— start of Dataset rows —
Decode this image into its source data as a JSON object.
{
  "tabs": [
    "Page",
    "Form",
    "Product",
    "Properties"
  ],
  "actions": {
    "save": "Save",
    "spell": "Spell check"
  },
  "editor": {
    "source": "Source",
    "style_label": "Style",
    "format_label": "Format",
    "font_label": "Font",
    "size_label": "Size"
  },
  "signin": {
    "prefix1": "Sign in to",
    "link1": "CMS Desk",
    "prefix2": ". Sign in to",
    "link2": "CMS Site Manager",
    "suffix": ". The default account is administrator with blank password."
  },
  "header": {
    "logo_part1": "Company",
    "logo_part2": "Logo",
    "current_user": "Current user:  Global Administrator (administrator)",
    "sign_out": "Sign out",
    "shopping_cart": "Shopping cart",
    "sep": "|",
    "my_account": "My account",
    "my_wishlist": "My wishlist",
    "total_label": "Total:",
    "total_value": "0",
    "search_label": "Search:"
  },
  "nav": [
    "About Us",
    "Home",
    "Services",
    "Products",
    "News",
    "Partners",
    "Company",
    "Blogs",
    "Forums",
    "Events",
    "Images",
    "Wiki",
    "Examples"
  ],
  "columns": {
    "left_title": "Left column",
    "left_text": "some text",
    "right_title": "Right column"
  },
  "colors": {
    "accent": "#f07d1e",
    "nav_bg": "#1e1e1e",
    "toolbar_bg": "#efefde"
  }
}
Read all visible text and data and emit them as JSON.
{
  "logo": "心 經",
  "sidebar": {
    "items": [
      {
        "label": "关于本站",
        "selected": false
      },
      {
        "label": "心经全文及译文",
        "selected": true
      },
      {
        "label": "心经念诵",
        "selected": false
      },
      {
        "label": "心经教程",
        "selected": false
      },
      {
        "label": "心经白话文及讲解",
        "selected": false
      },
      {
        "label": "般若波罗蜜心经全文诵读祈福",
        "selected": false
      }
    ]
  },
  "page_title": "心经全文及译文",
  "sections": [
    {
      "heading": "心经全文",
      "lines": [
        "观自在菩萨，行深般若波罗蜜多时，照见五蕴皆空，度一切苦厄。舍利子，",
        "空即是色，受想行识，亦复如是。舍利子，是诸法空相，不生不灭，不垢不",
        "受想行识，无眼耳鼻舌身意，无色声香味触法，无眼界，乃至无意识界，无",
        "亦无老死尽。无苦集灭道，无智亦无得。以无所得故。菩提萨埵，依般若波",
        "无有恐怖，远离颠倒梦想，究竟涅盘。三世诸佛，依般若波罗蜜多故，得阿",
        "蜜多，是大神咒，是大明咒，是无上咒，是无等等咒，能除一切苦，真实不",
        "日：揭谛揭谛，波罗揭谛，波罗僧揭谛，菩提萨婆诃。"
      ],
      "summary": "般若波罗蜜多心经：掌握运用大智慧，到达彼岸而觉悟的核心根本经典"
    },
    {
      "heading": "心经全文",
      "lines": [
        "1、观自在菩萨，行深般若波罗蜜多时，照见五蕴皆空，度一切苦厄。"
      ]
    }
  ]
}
— end of Dataset rows —
What is required:
Using the records above, gather all lines where the string "account" is present.

Answer for this exercise:
    "suffix": ". The default account is administrator with blank password."
    "my_account": "My account",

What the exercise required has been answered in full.